*WHAT YOU ARE ASKED TO DO:*
Your task is to copy the listing exactly, with the pictures left out.

*****

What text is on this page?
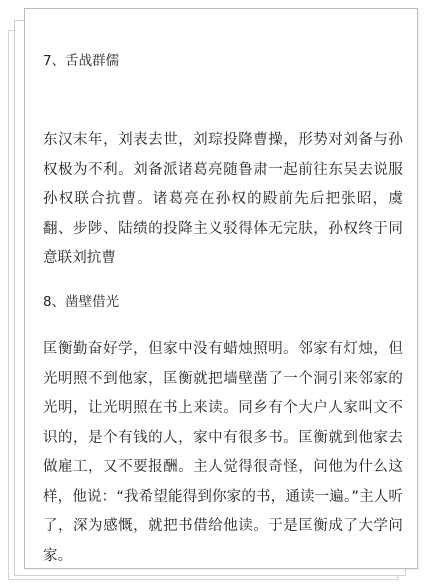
7、舌战群儒
东汉末年，刘表去世，刘琮投降曹操，形势对刘备与孙权极为不利。刘备派诸葛亮随鲁肃一起前往东吴去说服孙权联合抗曹。诸葛亮在孙权的殿前先后把张昭，虞翻、步陟、陆绩的投降主义驳得体无完肤，孙权终于同意联刘抗曹
8、凿壁借光
匡衡勤奋好学，但家中没有蜡烛照明。邻家有灯烛，但光明照不到他家，匡衡就把墙壁凿了一个洞引来邻家的光明，让光明照在书上来读。同乡有个大户人家叫文不识的，是个有钱的人，家中有很多书。匡衡就到他家去做雇工，又不要报酬。主人觉得很奇怪，问他为什么这样，他说：“我希望能得到你家的书，通读一遍。”主人听了，深为感慨，就把书借给他读。于是匡衡成了大学问家。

*****

*SOLVED PROBLEM:*
What text is on this page?
7、舌战群儒
东汉末年，刘表去世，刘琮投降曹操，形势对刘备与孙权极为不利。刘备派诸葛亮随鲁肃一起前往东吴去说服孙权联合抗曹。诸葛亮在孙权的殿前先后把张昭，虞翻、步陟、陆绩的投降主义驳得体无完肤，孙权终于同意联刘抗曹
8、凿壁借光
匡衡勤奋好学，但家中没有蜡烛照明。邻家有灯烛，但光明照不到他家，匡衡就把墙壁凿了一个洞引来邻家的光明，让光明照在书上来读。同乡有个大户人家叫文不识的，是个有钱的人，家中有很多书。匡衡就到他家去做雇工，又不要报酬。主人觉得很奇怪，问他为什么这样，他说：“我希望能得到你家的书，通读一遍。”主人听了，深为感慨，就把书借给他读。于是匡衡成了大学问家。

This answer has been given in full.